[Stored data entries]

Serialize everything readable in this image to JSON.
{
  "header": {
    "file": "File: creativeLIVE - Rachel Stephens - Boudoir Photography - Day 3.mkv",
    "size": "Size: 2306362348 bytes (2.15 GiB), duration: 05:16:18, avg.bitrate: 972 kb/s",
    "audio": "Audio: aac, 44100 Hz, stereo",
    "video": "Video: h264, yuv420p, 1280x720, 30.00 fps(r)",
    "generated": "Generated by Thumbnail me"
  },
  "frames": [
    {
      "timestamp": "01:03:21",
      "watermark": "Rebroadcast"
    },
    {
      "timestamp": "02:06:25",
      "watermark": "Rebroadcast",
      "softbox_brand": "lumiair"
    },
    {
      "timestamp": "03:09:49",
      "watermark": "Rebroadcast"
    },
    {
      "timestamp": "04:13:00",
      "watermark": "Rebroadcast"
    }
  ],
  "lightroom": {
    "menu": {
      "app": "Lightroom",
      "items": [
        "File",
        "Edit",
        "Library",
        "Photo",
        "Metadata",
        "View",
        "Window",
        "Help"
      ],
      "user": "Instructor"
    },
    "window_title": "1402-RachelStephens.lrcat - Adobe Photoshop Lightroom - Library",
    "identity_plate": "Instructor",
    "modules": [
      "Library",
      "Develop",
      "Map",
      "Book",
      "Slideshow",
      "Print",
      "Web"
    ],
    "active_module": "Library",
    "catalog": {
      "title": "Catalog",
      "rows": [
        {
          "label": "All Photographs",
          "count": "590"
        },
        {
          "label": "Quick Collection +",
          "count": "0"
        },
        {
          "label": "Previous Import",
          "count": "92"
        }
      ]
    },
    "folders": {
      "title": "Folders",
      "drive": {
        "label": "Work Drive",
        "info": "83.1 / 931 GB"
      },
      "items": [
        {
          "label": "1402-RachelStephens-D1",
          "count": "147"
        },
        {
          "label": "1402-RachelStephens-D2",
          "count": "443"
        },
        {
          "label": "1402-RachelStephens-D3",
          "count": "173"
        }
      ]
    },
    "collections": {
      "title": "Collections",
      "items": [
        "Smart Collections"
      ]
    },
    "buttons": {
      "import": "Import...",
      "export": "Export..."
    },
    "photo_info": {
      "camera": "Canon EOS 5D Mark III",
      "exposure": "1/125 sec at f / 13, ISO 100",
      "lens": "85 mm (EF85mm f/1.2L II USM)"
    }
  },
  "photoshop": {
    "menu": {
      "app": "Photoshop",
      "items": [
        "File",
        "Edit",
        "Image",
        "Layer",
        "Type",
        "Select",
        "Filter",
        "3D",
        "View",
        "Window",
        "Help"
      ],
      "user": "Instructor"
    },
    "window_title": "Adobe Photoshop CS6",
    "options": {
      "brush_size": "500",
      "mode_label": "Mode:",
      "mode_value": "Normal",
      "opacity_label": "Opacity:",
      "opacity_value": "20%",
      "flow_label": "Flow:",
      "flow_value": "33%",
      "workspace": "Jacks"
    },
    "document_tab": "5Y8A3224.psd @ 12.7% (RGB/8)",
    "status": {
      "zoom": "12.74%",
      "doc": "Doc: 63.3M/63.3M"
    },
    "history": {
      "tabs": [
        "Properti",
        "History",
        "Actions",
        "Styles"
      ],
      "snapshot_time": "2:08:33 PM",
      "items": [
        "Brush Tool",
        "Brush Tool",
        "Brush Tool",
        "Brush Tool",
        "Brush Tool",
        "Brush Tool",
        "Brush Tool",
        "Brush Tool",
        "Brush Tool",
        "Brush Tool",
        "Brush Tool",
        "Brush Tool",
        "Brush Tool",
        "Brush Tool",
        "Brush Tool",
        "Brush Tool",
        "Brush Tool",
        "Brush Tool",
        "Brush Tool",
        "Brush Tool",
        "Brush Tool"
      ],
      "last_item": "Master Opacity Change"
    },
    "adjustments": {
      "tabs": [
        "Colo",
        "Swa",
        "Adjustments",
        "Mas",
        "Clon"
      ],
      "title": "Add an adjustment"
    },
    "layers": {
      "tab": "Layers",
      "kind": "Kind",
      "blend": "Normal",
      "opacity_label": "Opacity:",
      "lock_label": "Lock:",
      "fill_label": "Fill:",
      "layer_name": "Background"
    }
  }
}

- WORK TO COMPLETE
Reproduce each entry word for word.

- SOLUTION
Serialize everything readable in this image to JSON.
{
  "header": {
    "file": "File: creativeLIVE - Rachel Stephens - Boudoir Photography - Day 3.mkv",
    "size": "Size: 2306362348 bytes (2.15 GiB), duration: 05:16:18, avg.bitrate: 972 kb/s",
    "audio": "Audio: aac, 44100 Hz, stereo",
    "video": "Video: h264, yuv420p, 1280x720, 30.00 fps(r)",
    "generated": "Generated by Thumbnail me"
  },
  "frames": [
    {
      "timestamp": "01:03:21",
      "watermark": "Rebroadcast"
    },
    {
      "timestamp": "02:06:25",
      "watermark": "Rebroadcast",
      "softbox_brand": "lumiair"
    },
    {
      "timestamp": "03:09:49",
      "watermark": "Rebroadcast"
    },
    {
      "timestamp": "04:13:00",
      "watermark": "Rebroadcast"
    }
  ],
  "lightroom": {
    "menu": {
      "app": "Lightroom",
      "items": [
        "File",
        "Edit",
        "Library",
        "Photo",
        "Metadata",
        "View",
        "Window",
        "Help"
      ],
      "user": "Instructor"
    },
    "window_title": "1402-RachelStephens.lrcat - Adobe Photoshop Lightroom - Library",
    "identity_plate": "Instructor",
    "modules": [
      "Library",
      "Develop",
      "Map",
      "Book",
      "Slideshow",
      "Print",
      "Web"
    ],
    "active_module": "Library",
    "catalog": {
      "title": "Catalog",
      "rows": [
        {
          "label": "All Photographs",
          "count": "590"
        },
        {
          "label": "Quick Collection +",
          "count": "0"
        },
        {
          "label": "Previous Import",
          "count": "92"
        }
      ]
    },
    "folders": {
      "title": "Folders",
      "drive": {
        "label": "Work Drive",
        "info": "83.1 / 931 GB"
      },
      "items": [
        {
          "label": "1402-RachelStephens-D1",
          "count": "147"
        },
        {
          "label": "1402-RachelStephens-D2",
          "count": "443"
        },
        {
          "label": "1402-RachelStephens-D3",
          "count": "173"
        }
      ]
    },
    "collections": {
      "title": "Collections",
      "items": [
        "Smart Collections"
      ]
    },
    "buttons": {
      "import": "Import...",
      "export": "Export..."
    },
    "photo_info": {
      "camera": "Canon EOS 5D Mark III",
      "exposure": "1/125 sec at f / 13, ISO 100",
      "lens": "85 mm (EF85mm f/1.2L II USM)"
    }
  },
  "photoshop": {
    "menu": {
      "app": "Photoshop",
      "items": [
        "File",
        "Edit",
        "Image",
        "Layer",
        "Type",
        "Select",
        "Filter",
        "3D",
        "View",
        "Window",
        "Help"
      ],
      "user": "Instructor"
    },
    "window_title": "Adobe Photoshop CS6",
    "options": {
      "brush_size": "500",
      "mode_label": "Mode:",
      "mode_value": "Normal",
      "opacity_label": "Opacity:",
      "opacity_value": "20%",
      "flow_label": "Flow:",
      "flow_value": "33%",
      "workspace": "Jacks"
    },
    "document_tab": "5Y8A3224.psd @ 12.7% (RGB/8)",
    "status": {
      "zoom": "12.74%",
      "doc": "Doc: 63.3M/63.3M"
    },
    "history": {
      "tabs": [
        "Properti",
        "History",
        "Actions",
        "Styles"
      ],
      "snapshot_time": "2:08:33 PM",
      "items": [
        "Brush Tool",
        "Brush Tool",
        "Brush Tool",
        "Brush Tool",
        "Brush Tool",
        "Brush Tool",
        "Brush Tool",
        "Brush Tool",
        "Brush Tool",
        "Brush Tool",
        "Brush Tool",
        "Brush Tool",
        "Brush Tool",
        "Brush Tool",
        "Brush Tool",
        "Brush Tool",
        "Brush Tool",
        "Brush Tool",
        "Brush Tool",
        "Brush Tool",
        "Brush Tool"
      ],
      "last_item": "Master Opacity Change"
    },
    "adjustments": {
      "tabs": [
        "Colo",
        "Swa",
        "Adjustments",
        "Mas",
        "Clon"
      ],
      "title": "Add an adjustment"
    },
    "layers": {
      "tab": "Layers",
      "kind": "Kind",
      "blend": "Normal",
      "opacity_label": "Opacity:",
      "lock_label": "Lock:",
      "fill_label": "Fill:",
      "layer_name": "Background"
    }
  }
}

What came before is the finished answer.